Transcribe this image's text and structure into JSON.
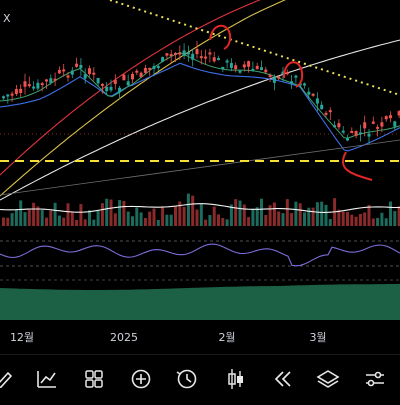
{
  "corner_label": "X",
  "x_axis_labels": [
    "12월",
    "2025",
    "2월",
    "3월"
  ],
  "toolbar": {
    "buttons": [
      {
        "name": "pencil-draw-icon"
      },
      {
        "name": "indicators-chart-icon"
      },
      {
        "name": "layout-grid-icon"
      },
      {
        "name": "add-plus-icon"
      },
      {
        "name": "clock-replay-icon"
      },
      {
        "name": "candlestick-chart-type-icon"
      },
      {
        "name": "rewind-icon"
      },
      {
        "name": "layers-icon"
      },
      {
        "name": "settings-sliders-icon"
      }
    ]
  },
  "colors": {
    "background": "#000000",
    "candle_up": "#26a69a",
    "candle_down": "#ef5350",
    "dashed_level": "#f5e03a",
    "trendline_dotted": "#e8e05a",
    "ma_red": "#e0343c",
    "ma_yellow": "#d8c24a",
    "ma_white": "#e6e6e6",
    "ma_blue": "#3d6fe8",
    "rsi_line": "#7e6bd6",
    "oscillator_fill": "#1f6b4c",
    "annotation_red": "#e32626"
  }
}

^^^^^^^^

# STATED PROBLEM:
Output, exactly, all the records above; include no pictures.

# RESPONSE BELOW:
Transcribe this image's text and structure into JSON.
{
  "corner_label": "X",
  "x_axis_labels": [
    "12월",
    "2025",
    "2월",
    "3월"
  ],
  "toolbar": {
    "buttons": [
      {
        "name": "pencil-draw-icon"
      },
      {
        "name": "indicators-chart-icon"
      },
      {
        "name": "layout-grid-icon"
      },
      {
        "name": "add-plus-icon"
      },
      {
        "name": "clock-replay-icon"
      },
      {
        "name": "candlestick-chart-type-icon"
      },
      {
        "name": "rewind-icon"
      },
      {
        "name": "layers-icon"
      },
      {
        "name": "settings-sliders-icon"
      }
    ]
  },
  "colors": {
    "background": "#000000",
    "candle_up": "#26a69a",
    "candle_down": "#ef5350",
    "dashed_level": "#f5e03a",
    "trendline_dotted": "#e8e05a",
    "ma_red": "#e0343c",
    "ma_yellow": "#d8c24a",
    "ma_white": "#e6e6e6",
    "ma_blue": "#3d6fe8",
    "rsi_line": "#7e6bd6",
    "oscillator_fill": "#1f6b4c",
    "annotation_red": "#e32626"
  }
}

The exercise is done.